Stated task
Take the material below and write it all out again exactly.

Source data
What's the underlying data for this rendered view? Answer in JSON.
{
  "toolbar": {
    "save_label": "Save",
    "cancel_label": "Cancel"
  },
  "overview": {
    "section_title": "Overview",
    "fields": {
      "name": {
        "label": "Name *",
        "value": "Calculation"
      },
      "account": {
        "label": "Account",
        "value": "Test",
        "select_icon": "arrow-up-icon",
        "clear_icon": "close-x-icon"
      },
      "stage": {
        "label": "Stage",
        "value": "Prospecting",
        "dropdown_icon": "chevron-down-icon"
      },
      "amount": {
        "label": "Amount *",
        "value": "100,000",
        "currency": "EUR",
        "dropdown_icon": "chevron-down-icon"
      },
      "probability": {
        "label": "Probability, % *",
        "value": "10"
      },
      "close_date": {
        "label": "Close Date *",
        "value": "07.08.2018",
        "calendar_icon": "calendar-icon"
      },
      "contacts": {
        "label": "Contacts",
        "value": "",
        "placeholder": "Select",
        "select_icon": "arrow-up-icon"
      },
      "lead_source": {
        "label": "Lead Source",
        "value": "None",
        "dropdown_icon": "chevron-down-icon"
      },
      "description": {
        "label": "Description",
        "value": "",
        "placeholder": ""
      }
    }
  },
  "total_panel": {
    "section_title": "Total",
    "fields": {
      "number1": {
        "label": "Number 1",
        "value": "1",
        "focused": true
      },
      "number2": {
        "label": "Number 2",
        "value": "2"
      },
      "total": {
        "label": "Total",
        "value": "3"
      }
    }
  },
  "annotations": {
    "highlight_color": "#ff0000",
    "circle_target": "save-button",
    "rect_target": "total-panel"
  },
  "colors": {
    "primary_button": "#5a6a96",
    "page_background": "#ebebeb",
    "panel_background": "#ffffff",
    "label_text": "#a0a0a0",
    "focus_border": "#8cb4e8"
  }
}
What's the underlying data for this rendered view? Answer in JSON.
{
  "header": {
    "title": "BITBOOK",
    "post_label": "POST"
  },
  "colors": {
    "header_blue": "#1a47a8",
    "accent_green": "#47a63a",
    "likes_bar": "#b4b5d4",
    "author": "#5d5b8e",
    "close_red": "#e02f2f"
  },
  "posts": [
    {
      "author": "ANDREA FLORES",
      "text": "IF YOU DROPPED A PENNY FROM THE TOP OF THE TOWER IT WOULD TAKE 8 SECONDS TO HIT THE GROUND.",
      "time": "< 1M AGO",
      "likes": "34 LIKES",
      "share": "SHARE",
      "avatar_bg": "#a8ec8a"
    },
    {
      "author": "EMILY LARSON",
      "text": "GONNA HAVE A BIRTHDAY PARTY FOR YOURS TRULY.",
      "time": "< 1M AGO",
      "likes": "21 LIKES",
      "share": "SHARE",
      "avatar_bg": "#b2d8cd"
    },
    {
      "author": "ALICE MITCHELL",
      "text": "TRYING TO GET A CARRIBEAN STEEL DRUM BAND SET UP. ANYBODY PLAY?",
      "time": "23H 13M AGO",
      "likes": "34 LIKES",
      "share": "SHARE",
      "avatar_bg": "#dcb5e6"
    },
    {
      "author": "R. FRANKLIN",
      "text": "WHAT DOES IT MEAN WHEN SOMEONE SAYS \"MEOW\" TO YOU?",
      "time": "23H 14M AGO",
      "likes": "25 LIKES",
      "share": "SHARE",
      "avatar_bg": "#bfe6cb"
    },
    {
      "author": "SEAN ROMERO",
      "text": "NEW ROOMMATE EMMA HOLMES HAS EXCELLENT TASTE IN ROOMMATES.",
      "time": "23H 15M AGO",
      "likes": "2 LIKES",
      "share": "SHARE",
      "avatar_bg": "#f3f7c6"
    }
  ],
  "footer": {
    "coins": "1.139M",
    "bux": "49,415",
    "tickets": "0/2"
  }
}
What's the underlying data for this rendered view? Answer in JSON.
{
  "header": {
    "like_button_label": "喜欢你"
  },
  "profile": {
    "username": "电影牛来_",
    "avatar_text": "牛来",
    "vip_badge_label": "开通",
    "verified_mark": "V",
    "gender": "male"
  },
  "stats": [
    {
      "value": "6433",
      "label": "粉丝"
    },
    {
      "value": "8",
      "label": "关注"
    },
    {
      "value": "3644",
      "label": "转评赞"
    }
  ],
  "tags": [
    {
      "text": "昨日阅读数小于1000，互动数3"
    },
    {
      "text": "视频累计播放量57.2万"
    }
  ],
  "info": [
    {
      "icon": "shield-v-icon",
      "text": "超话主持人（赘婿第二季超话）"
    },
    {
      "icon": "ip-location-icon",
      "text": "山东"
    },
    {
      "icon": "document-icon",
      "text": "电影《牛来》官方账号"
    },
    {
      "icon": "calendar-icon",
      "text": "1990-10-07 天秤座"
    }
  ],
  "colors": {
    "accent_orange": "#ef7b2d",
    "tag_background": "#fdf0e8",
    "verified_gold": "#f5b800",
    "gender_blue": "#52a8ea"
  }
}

Solution for this exercise
What's the underlying data for this rendered view? Answer in JSON.
{
  "toolbar": {
    "save_label": "Save",
    "cancel_label": "Cancel"
  },
  "overview": {
    "section_title": "Overview",
    "fields": {
      "name": {
        "label": "Name *",
        "value": "Calculation"
      },
      "account": {
        "label": "Account",
        "value": "Test",
        "select_icon": "arrow-up-icon",
        "clear_icon": "close-x-icon"
      },
      "stage": {
        "label": "Stage",
        "value": "Prospecting",
        "dropdown_icon": "chevron-down-icon"
      },
      "amount": {
        "label": "Amount *",
        "value": "100,000",
        "currency": "EUR",
        "dropdown_icon": "chevron-down-icon"
      },
      "probability": {
        "label": "Probability, % *",
        "value": "10"
      },
      "close_date": {
        "label": "Close Date *",
        "value": "07.08.2018",
        "calendar_icon": "calendar-icon"
      },
      "contacts": {
        "label": "Contacts",
        "value": "",
        "placeholder": "Select",
        "select_icon": "arrow-up-icon"
      },
      "lead_source": {
        "label": "Lead Source",
        "value": "None",
        "dropdown_icon": "chevron-down-icon"
      },
      "description": {
        "label": "Description",
        "value": "",
        "placeholder": ""
      }
    }
  },
  "total_panel": {
    "section_title": "Total",
    "fields": {
      "number1": {
        "label": "Number 1",
        "value": "1",
        "focused": true
      },
      "number2": {
        "label": "Number 2",
        "value": "2"
      },
      "total": {
        "label": "Total",
        "value": "3"
      }
    }
  },
  "annotations": {
    "highlight_color": "#ff0000",
    "circle_target": "save-button",
    "rect_target": "total-panel"
  },
  "colors": {
    "primary_button": "#5a6a96",
    "page_background": "#ebebeb",
    "panel_background": "#ffffff",
    "label_text": "#a0a0a0",
    "focus_border": "#8cb4e8"
  }
}
What's the underlying data for this rendered view? Answer in JSON.
{
  "header": {
    "title": "BITBOOK",
    "post_label": "POST"
  },
  "colors": {
    "header_blue": "#1a47a8",
    "accent_green": "#47a63a",
    "likes_bar": "#b4b5d4",
    "author": "#5d5b8e",
    "close_red": "#e02f2f"
  },
  "posts": [
    {
      "author": "ANDREA FLORES",
      "text": "IF YOU DROPPED A PENNY FROM THE TOP OF THE TOWER IT WOULD TAKE 8 SECONDS TO HIT THE GROUND.",
      "time": "< 1M AGO",
      "likes": "34 LIKES",
      "share": "SHARE",
      "avatar_bg": "#a8ec8a"
    },
    {
      "author": "EMILY LARSON",
      "text": "GONNA HAVE A BIRTHDAY PARTY FOR YOURS TRULY.",
      "time": "< 1M AGO",
      "likes": "21 LIKES",
      "share": "SHARE",
      "avatar_bg": "#b2d8cd"
    },
    {
      "author": "ALICE MITCHELL",
      "text": "TRYING TO GET A CARRIBEAN STEEL DRUM BAND SET UP. ANYBODY PLAY?",
      "time": "23H 13M AGO",
      "likes": "34 LIKES",
      "share": "SHARE",
      "avatar_bg": "#dcb5e6"
    },
    {
      "author": "R. FRANKLIN",
      "text": "WHAT DOES IT MEAN WHEN SOMEONE SAYS \"MEOW\" TO YOU?",
      "time": "23H 14M AGO",
      "likes": "25 LIKES",
      "share": "SHARE",
      "avatar_bg": "#bfe6cb"
    },
    {
      "author": "SEAN ROMERO",
      "text": "NEW ROOMMATE EMMA HOLMES HAS EXCELLENT TASTE IN ROOMMATES.",
      "time": "23H 15M AGO",
      "likes": "2 LIKES",
      "share": "SHARE",
      "avatar_bg": "#f3f7c6"
    }
  ],
  "footer": {
    "coins": "1.139M",
    "bux": "49,415",
    "tickets": "0/2"
  }
}
What's the underlying data for this rendered view? Answer in JSON.
{
  "header": {
    "like_button_label": "喜欢你"
  },
  "profile": {
    "username": "电影牛来_",
    "avatar_text": "牛来",
    "vip_badge_label": "开通",
    "verified_mark": "V",
    "gender": "male"
  },
  "stats": [
    {
      "value": "6433",
      "label": "粉丝"
    },
    {
      "value": "8",
      "label": "关注"
    },
    {
      "value": "3644",
      "label": "转评赞"
    }
  ],
  "tags": [
    {
      "text": "昨日阅读数小于1000，互动数3"
    },
    {
      "text": "视频累计播放量57.2万"
    }
  ],
  "info": [
    {
      "icon": "shield-v-icon",
      "text": "超话主持人（赘婿第二季超话）"
    },
    {
      "icon": "ip-location-icon",
      "text": "山东"
    },
    {
      "icon": "document-icon",
      "text": "电影《牛来》官方账号"
    },
    {
      "icon": "calendar-icon",
      "text": "1990-10-07 天秤座"
    }
  ],
  "colors": {
    "accent_orange": "#ef7b2d",
    "tag_background": "#fdf0e8",
    "verified_gold": "#f5b800",
    "gender_blue": "#52a8ea"
  }
}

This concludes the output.